What you will do → Among the entries below, find every line that has "Analyzed" and pull it out.

Saved entries

========

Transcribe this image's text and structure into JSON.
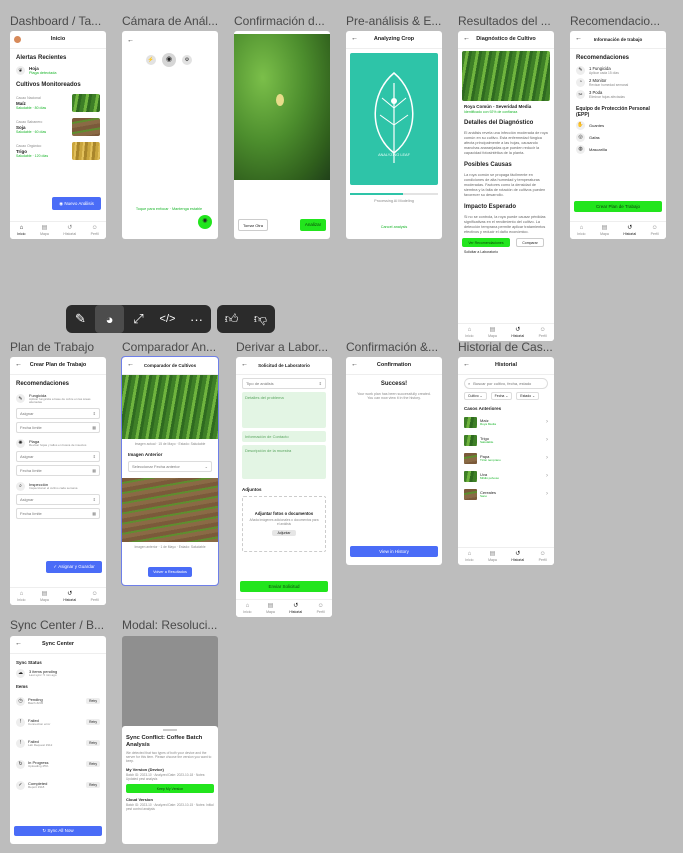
{
  "frames": {
    "dashboard": {
      "title": "Dashboard / Ta...",
      "header": "Inicio",
      "alerts_title": "Alertas Recientes",
      "alert": {
        "name": "Hoja",
        "detail": "Plaga detectada"
      },
      "crops_title": "Cultivos Monitoreados",
      "crops": [
        {
          "label": "Cacao Nacional",
          "name": "Maíz",
          "detail": "Saludable · 80 días"
        },
        {
          "label": "Cacao Sabanero",
          "name": "Soja",
          "detail": "Saludable · 60 días"
        },
        {
          "label": "Cacao Orgánico",
          "name": "Trigo",
          "detail": "Saludable · 120 días"
        }
      ],
      "cta": "Nuevo Análisis"
    },
    "camera": {
      "title": "Cámara de Anál...",
      "hint": "Toque para enfocar · Mantenga estable"
    },
    "confirm_photo": {
      "title": "Confirmación d...",
      "retake": "Tomar Otra",
      "use": "Analizar"
    },
    "pre_analysis": {
      "title": "Pre-análisis & E...",
      "header": "Analyzing Crop",
      "panel_label": "ANALYZING LEAF",
      "progress_text": "Processing AI Modeling",
      "cancel": "Cancel analysis"
    },
    "results": {
      "title": "Resultados del ...",
      "header": "Diagnóstico de Cultivo",
      "diagnosis": "Roya Común - Severidad Media",
      "confidence": "Identificado con 92% de confianza",
      "details_title": "Detalles del Diagnóstico",
      "details_text": "El análisis revela una infección moderada de roya común en su cultivo. Esta enfermedad fúngica afecta principalmente a las hojas, causando manchas anaranjadas que pueden reducir la capacidad fotosintética de la planta.",
      "causes_title": "Posibles Causas",
      "causes_text": "La roya común se propaga fácilmente en condiciones de alta humedad y temperaturas moderadas. Factores como la densidad de siembra y la falta de rotación de cultivos pueden favorecer su desarrollo.",
      "impact_title": "Impacto Esperado",
      "impact_text": "Si no se controla, la roya puede causar pérdidas significativas en el rendimiento del cultivo. La detección temprana permite aplicar tratamientos efectivos y reducir el daño económico.",
      "btn_plan": "Ver Recomendaciones",
      "btn_compare": "Comparar",
      "btn_lab": "Solicitar a Laboratorio"
    },
    "recommendations": {
      "title": "Recomendacio...",
      "header": "Información de trabajo",
      "recs_title": "Recomendaciones",
      "recs": [
        {
          "icon": "spray-icon",
          "name": "1 Fungicida",
          "detail": "Aplicar cada 15 días"
        },
        {
          "icon": "water-icon",
          "name": "2 Monitor",
          "detail": "Revisar humedad semanal"
        },
        {
          "icon": "scissors-icon",
          "name": "3 Poda",
          "detail": "Eliminar hojas afectadas"
        }
      ],
      "epp_title": "Equipo de Protección Personal (EPP)",
      "epp": [
        {
          "icon": "gloves-icon",
          "name": "Guantes"
        },
        {
          "icon": "goggles-icon",
          "name": "Gafas"
        },
        {
          "icon": "mask-icon",
          "name": "Mascarilla"
        }
      ],
      "cta": "Crear Plan de Trabajo"
    },
    "work_plan": {
      "title": "Plan de Trabajo",
      "header": "Crear Plan de Trabajo",
      "recs_title": "Recomendaciones",
      "items": [
        {
          "name": "Fungicida",
          "detail": "Aplicar fungicida a base de cobre en las áreas afectadas",
          "assign": "Asignar",
          "date": "Fecha límite"
        },
        {
          "name": "Plaga",
          "detail": "Revisar hojas y tallos en busca de insectos",
          "assign": "Asignar",
          "date": "Fecha límite"
        },
        {
          "name": "Inspección",
          "detail": "Inspeccionar el cultivo cada semana",
          "assign": "Asignar",
          "date": "Fecha límite"
        }
      ],
      "cta": "Asignar y Guardar"
    },
    "comparator": {
      "title": "Comparador An...",
      "header": "Comparador de Cultivos",
      "current_caption": "Imagen actual · 15 de Mayo · Estado: Saludable",
      "previous_title": "Imagen Anterior",
      "select_placeholder": "Seleccionar Fecha anterior",
      "previous_caption": "Imagen anterior · 1 de Mayo · Estado: Saludable",
      "cta": "Volver a Resultados"
    },
    "lab": {
      "title": "Derivar a Labor...",
      "header": "Solicitud de Laboratorio",
      "type_select": "Tipo de análisis",
      "notes": "Detalles del problema",
      "contact": "Información de Contacto",
      "extra": "Descripción de la muestra",
      "attach_title": "Adjuntos",
      "upload_title": "Adjuntar fotos o documentos",
      "upload_desc": "Añada imágenes adicionales o documentos para el análisis",
      "upload_btn": "Adjuntar",
      "cta": "Enviar Solicitud"
    },
    "confirmation": {
      "title": "Confirmación &...",
      "header": "Confirmation",
      "success": "Success!",
      "message": "Your work plan has been successfully created. You can now view it in the history.",
      "cta": "View in History"
    },
    "history": {
      "title": "Historial de Cas...",
      "header": "Historial",
      "search_placeholder": "Buscar por cultivo, fecha, estado",
      "filters": [
        "Cultivo",
        "Fecha",
        "Estado"
      ],
      "list_title": "Casos Anteriores",
      "cases": [
        {
          "name": "Maíz",
          "status": "Roya Media"
        },
        {
          "name": "Trigo",
          "status": "Saludable"
        },
        {
          "name": "Papa",
          "status": "Tizón temprano"
        },
        {
          "name": "Uva",
          "status": "Mildiú polvoso"
        },
        {
          "name": "Cereales",
          "status": "Sano"
        }
      ]
    },
    "sync": {
      "title": "Sync Center / B...",
      "header": "Sync Center",
      "status_title": "Sync Status",
      "status_main": "3 items pending",
      "status_sub": "Last sync: 5 min ago",
      "queue_title": "Items",
      "items": [
        {
          "icon": "clock-icon",
          "name": "Pending",
          "detail": "Batch #245",
          "action": "Retry"
        },
        {
          "icon": "alert-icon",
          "name": "Failed",
          "detail": "Connection error",
          "action": "Retry"
        },
        {
          "icon": "alert-icon",
          "name": "Failed",
          "detail": "Lab Request #112",
          "action": "Retry"
        },
        {
          "icon": "refresh-icon",
          "name": "In Progress",
          "detail": "Uploading 45%",
          "action": "Retry"
        },
        {
          "icon": "check-icon",
          "name": "Completed",
          "detail": "Report #118",
          "action": "Retry"
        }
      ],
      "cta": "Sync All Now"
    },
    "modal": {
      "title": "Modal: Resoluci...",
      "heading": "Sync Conflict: Coffee Batch Analysis",
      "desc": "We detected that two types of both your device and the server for this item. Please choose the version you want to keep.",
      "my_version_title": "My Version (Device)",
      "my_version_text": "Batch ID: 2023-10 · Analyzed Date: 2023-10-18 · Notes: Updated pest analysis",
      "keep_mine": "Keep My Version",
      "cloud_title": "Cloud Version",
      "cloud_text": "Batch ID: 2023-10 · Analyzed Date: 2023-10-15 · Notes: Initial pest control analysis"
    }
  },
  "tabs": [
    "Inicio",
    "Mapa",
    "Historial",
    "Perfil"
  ],
  "toolbar": {
    "tools": [
      "edit-icon",
      "palette-icon",
      "expand-icon",
      "code-icon",
      "more-icon"
    ],
    "feedback": [
      "thumbs-up-icon",
      "thumbs-down-icon"
    ]
  }
}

========

Solution →
      "my_version_text": "Batch ID: 2023-10 · Analyzed Date: 2023-10-18 · Notes: Updated pest analysis",
      "cloud_text": "Batch ID: 2023-10 · Analyzed Date: 2023-10-15 · Notes: Initial pest control analysis"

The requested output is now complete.